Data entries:
"""
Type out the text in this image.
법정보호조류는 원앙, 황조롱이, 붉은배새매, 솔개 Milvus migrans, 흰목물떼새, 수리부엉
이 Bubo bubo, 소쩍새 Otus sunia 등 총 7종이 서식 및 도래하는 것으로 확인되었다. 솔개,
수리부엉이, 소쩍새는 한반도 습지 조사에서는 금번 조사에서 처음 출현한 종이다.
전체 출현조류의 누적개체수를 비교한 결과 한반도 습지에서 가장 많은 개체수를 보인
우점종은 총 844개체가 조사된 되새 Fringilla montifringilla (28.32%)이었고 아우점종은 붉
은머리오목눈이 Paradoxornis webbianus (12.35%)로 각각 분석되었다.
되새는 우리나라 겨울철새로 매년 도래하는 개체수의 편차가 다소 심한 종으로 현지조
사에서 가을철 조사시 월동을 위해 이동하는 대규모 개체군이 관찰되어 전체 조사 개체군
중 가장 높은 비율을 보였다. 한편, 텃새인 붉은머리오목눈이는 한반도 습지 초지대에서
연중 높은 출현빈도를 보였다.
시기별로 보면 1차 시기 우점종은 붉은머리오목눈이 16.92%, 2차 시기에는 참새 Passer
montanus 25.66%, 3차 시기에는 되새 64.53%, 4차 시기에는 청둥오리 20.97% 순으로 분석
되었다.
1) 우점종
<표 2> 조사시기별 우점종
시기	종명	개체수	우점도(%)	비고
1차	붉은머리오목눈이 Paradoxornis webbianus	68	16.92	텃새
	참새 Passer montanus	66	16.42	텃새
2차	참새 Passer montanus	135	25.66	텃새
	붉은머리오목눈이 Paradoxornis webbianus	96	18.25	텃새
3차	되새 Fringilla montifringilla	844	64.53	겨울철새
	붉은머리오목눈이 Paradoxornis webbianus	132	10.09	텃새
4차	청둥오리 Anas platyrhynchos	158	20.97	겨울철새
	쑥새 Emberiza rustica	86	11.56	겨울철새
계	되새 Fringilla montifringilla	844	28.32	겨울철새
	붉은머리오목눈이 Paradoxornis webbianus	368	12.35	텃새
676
"""
What you need to do ::
Give the count of lines in the listing above that include "montanus", with no other words.

Exercise response ::
3